━━━━━ MATERIAL SUPPLIED
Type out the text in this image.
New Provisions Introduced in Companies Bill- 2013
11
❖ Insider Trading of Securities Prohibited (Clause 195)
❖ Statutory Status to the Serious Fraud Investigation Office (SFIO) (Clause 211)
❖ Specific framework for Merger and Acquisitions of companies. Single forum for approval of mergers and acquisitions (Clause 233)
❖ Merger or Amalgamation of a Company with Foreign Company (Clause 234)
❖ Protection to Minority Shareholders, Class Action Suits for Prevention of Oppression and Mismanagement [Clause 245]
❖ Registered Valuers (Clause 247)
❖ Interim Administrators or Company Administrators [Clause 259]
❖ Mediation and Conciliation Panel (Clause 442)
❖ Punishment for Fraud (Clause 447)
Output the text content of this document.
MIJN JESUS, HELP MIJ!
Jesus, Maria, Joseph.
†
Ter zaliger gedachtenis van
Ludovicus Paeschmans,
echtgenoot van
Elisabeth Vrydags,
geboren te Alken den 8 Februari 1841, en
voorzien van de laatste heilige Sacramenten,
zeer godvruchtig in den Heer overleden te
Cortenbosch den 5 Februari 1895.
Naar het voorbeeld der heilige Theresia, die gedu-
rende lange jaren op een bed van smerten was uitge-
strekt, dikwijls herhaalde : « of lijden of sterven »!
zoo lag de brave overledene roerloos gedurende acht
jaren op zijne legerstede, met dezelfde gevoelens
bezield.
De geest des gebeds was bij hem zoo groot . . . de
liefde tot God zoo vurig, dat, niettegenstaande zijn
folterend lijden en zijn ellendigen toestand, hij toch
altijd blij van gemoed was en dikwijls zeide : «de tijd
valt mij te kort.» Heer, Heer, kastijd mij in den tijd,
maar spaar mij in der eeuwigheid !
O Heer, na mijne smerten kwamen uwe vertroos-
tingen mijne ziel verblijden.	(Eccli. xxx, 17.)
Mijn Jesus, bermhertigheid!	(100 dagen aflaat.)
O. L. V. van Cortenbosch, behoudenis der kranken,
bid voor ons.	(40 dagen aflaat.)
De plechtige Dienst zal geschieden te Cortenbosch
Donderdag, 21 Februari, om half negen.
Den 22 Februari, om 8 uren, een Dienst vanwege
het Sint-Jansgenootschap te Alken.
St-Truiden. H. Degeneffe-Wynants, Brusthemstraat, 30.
━━━━━━━━━━
TASK INSTRUCTIONS: Reproduce the listing shown above in its entirety, exactly.

RESULT OF THIS EXERCISE:
Type out the text in this image.
New Provisions Introduced in Companies Bill- 2013
11
❖ Insider Trading of Securities Prohibited (Clause 195)
❖ Statutory Status to the Serious Fraud Investigation Office (SFIO) (Clause 211)
❖ Specific framework for Merger and Acquisitions of companies. Single forum for approval of mergers and acquisitions (Clause 233)
❖ Merger or Amalgamation of a Company with Foreign Company (Clause 234)
❖ Protection to Minority Shareholders, Class Action Suits for Prevention of Oppression and Mismanagement [Clause 245]
❖ Registered Valuers (Clause 247)
❖ Interim Administrators or Company Administrators [Clause 259]
❖ Mediation and Conciliation Panel (Clause 442)
❖ Punishment for Fraud (Clause 447)
Output the text content of this document.
MIJN JESUS, HELP MIJ!
Jesus, Maria, Joseph.
†
Ter zaliger gedachtenis van
Ludovicus Paeschmans,
echtgenoot van
Elisabeth Vrydags,
geboren te Alken den 8 Februari 1841, en
voorzien van de laatste heilige Sacramenten,
zeer godvruchtig in den Heer overleden te
Cortenbosch den 5 Februari 1895.
Naar het voorbeeld der heilige Theresia, die gedu-
rende lange jaren op een bed van smerten was uitge-
strekt, dikwijls herhaalde : « of lijden of sterven »!
zoo lag de brave overledene roerloos gedurende acht
jaren op zijne legerstede, met dezelfde gevoelens
bezield.
De geest des gebeds was bij hem zoo groot . . . de
liefde tot God zoo vurig, dat, niettegenstaande zijn
folterend lijden en zijn ellendigen toestand, hij toch
altijd blij van gemoed was en dikwijls zeide : «de tijd
valt mij te kort.» Heer, Heer, kastijd mij in den tijd,
maar spaar mij in der eeuwigheid !
O Heer, na mijne smerten kwamen uwe vertroos-
tingen mijne ziel verblijden.	(Eccli. xxx, 17.)
Mijn Jesus, bermhertigheid!	(100 dagen aflaat.)
O. L. V. van Cortenbosch, behoudenis der kranken,
bid voor ons.	(40 dagen aflaat.)
De plechtige Dienst zal geschieden te Cortenbosch
Donderdag, 21 Februari, om half negen.
Den 22 Februari, om 8 uren, een Dienst vanwege
het Sint-Jansgenootschap te Alken.
St-Truiden. H. Degeneffe-Wynants, Brusthemstraat, 30.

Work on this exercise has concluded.